## begin Passage given

Finally, a `ParseError` simply contains an `input` property (a
`Stream`) which points to the exact position where the parsing failed,
and a set of string descriptions of expected inputs. It also contains
a `fatal` flag, which signifies to the `either` combinator that we
should stop parsing immediately instead of trying further parsers.

### Parser Combinators

The most basic parsers form the building blocks from which you can
assemble more complex parsers:

- `fn succeed(a) -> Parser(i, a)` makes a parser which
  doesn't consume input, just returns the provided value wrapped in
  a `ParseSuccess`.
- `fn fail() -> Parser(i, a)` is a parser which consumes no
  input and returns a `ParseError`.
- `fn item() -> Parser(i, i)` is a parser which consumes one
  arbitrary input value and returns it as a `ParseSuccess`.

The two fundamental parser combinators are:

- `seq(fa: Parser(i, a), f: fn(a) -> Parser(i, b))` is used to combine multiple parsers in a sequence. It takes a
  parser, and a function which will be called with the result of the
  parser if it succeeded, and must return another parser, which will
  be run on the remaining input. The result of the combined parser
  will be the result of this last parser, or the first error
  encountered.

- `either(p: Parser(i, a), f: fn() -> Parser(i, a)) -> Parser(i, a)`
  makes a parser which will first try the first provided parser, and
  returns its result if it succeeds. If it fails, it will run the
  second parser on the same input, and return its result directly,
  whether or not it succeeded.

## end Passage given
## begin Data in this exercise

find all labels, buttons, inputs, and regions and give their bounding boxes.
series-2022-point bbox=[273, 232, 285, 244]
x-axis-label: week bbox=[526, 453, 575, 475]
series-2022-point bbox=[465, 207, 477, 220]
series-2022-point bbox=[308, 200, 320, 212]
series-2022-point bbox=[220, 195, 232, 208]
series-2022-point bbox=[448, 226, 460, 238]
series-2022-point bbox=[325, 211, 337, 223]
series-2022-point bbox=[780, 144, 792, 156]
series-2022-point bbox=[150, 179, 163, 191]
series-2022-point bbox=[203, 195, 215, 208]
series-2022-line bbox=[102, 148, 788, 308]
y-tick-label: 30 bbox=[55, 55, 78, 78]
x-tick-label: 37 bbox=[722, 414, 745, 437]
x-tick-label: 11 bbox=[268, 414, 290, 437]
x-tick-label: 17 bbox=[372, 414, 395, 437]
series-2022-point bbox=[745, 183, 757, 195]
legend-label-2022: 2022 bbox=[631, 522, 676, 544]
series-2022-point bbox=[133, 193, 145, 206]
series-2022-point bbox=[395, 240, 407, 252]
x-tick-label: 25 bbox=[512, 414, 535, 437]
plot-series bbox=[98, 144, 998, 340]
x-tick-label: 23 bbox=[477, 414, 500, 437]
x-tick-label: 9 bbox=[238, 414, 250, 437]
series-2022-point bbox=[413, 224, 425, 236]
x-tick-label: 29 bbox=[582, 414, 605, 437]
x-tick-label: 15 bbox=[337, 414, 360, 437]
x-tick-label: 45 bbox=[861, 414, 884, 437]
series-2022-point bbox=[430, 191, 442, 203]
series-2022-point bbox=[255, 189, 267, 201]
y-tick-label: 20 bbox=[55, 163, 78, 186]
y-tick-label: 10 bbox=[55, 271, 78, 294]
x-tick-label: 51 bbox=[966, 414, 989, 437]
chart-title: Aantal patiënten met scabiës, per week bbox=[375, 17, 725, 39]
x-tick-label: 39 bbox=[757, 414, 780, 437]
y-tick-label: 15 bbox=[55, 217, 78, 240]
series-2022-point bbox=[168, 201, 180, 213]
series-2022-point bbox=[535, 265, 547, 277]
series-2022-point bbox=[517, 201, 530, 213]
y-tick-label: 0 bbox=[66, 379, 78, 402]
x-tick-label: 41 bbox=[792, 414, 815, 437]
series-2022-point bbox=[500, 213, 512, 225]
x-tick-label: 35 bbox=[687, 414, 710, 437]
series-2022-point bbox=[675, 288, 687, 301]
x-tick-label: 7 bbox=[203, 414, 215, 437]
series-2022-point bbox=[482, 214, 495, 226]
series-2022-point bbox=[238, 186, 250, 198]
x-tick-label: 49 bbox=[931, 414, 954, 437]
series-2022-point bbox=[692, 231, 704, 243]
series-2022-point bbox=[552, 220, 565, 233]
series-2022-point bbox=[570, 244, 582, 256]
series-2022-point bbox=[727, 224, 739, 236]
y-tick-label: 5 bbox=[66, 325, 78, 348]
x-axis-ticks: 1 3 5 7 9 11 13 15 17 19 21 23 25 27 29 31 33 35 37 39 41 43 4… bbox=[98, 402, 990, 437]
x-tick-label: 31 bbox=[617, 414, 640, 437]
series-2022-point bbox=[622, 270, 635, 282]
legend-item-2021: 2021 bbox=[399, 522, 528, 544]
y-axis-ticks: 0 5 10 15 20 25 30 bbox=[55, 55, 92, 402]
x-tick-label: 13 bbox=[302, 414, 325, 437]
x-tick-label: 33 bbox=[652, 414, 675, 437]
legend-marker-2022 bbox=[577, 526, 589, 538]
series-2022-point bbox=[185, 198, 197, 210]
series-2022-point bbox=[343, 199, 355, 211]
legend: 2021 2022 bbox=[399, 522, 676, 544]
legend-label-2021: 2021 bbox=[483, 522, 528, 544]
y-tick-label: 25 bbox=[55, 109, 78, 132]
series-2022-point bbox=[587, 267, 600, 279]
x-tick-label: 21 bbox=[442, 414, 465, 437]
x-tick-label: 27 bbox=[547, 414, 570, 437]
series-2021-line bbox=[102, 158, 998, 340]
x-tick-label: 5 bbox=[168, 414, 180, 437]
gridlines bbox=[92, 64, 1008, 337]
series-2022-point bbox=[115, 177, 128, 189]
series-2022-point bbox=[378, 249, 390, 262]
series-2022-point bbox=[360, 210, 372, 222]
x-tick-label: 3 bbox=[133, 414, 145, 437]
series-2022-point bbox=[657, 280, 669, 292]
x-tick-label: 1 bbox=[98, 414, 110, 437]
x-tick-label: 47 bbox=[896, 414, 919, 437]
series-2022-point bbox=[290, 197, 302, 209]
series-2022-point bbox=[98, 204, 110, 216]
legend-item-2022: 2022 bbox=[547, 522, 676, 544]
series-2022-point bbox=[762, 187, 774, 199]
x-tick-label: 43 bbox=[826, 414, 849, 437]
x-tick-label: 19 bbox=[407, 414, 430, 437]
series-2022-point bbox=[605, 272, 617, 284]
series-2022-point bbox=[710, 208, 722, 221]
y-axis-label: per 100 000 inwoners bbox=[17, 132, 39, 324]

## end Data in this exercise

§ Set tasks:
A - Rewrite the entries as a numbered list, starting at the first entry and ending at the line that contains "legend-label-2022: 2022 bbox=[631, 522, 676, 544]". Leave out any blank lines.
B - Extend the passage on parser combinators, picking up after its final sentence.
The excerpt on parser combinators and the entries are unrelated to each other.

§ Answers to the problems:
A -
1. find all labels, buttons, inputs, and regions and give their bounding boxes.
2. series-2022-point bbox=[273, 232, 285, 244]
3. x-axis-label: week bbox=[526, 453, 575, 475]
4. series-2022-point bbox=[465, 207, 477, 220]
5. series-2022-point bbox=[308, 200, 320, 212]
6. series-2022-point bbox=[220, 195, 232, 208]
7. series-2022-point bbox=[448, 226, 460, 238]
8. series-2022-point bbox=[325, 211, 337, 223]
9. series-2022-point bbox=[780, 144, 792, 156]
10. series-2022-point bbox=[150, 179, 163, 191]
11. series-2022-point bbox=[203, 195, 215, 208]
12. series-2022-line bbox=[102, 148, 788, 308]
13. y-tick-label: 30 bbox=[55, 55, 78, 78]
14. x-tick-label: 37 bbox=[722, 414, 745, 437]
15. x-tick-label: 11 bbox=[268, 414, 290, 437]
16. x-tick-label: 17 bbox=[372, 414, 395, 437]
17. series-2022-point bbox=[745, 183, 757, 195]
18. legend-label-2022: 2022 bbox=[631, 522, 676, 544]

B -
  If you've heard the term "backtracking" in relation to parsers,
  this is handled automatically by the `either` function, and you
  don't need to worry about it.

Using these, you can construct more advanced parser combinators. Some particularly useful combinators are predefined:

- `sat(predicate: Predicate(i)) -> Parser(i, i)` makes a parser
  which will match one input value only if the provided predicate
  function returns `true` for it.
- `many(p: Parser(i, a)) -> Parser(i, List(a))` makes a
  parser which will match the provided parser zero or more times.
- `many1(parser: Parser(i, a)) -> Parser(i, NonEmptyList(a))` works just
  like `many`, but requires at minimum one match.
- `char(c: Char) -> Parser(Char, Char)` makes a parser which matches a
  specific single character.
- `string(s: String) -> Parser(Char, String)` makes a parser which
  matches the provided string exactly.

Other predefined parsers are `digit`, `space`, `alphanum`, `letter`,
`upper` and `lower`, which match one character of their respective
types, and their inverse counterparts, `notDigit`, `notSpace`,
`notAlphanum`, `notLetter`, `notUpper` and `notLower`. There are also
whitespace matchers `spaces` and `spaces1`, and their opposites,
`notSpaces` and `notSpaces1`.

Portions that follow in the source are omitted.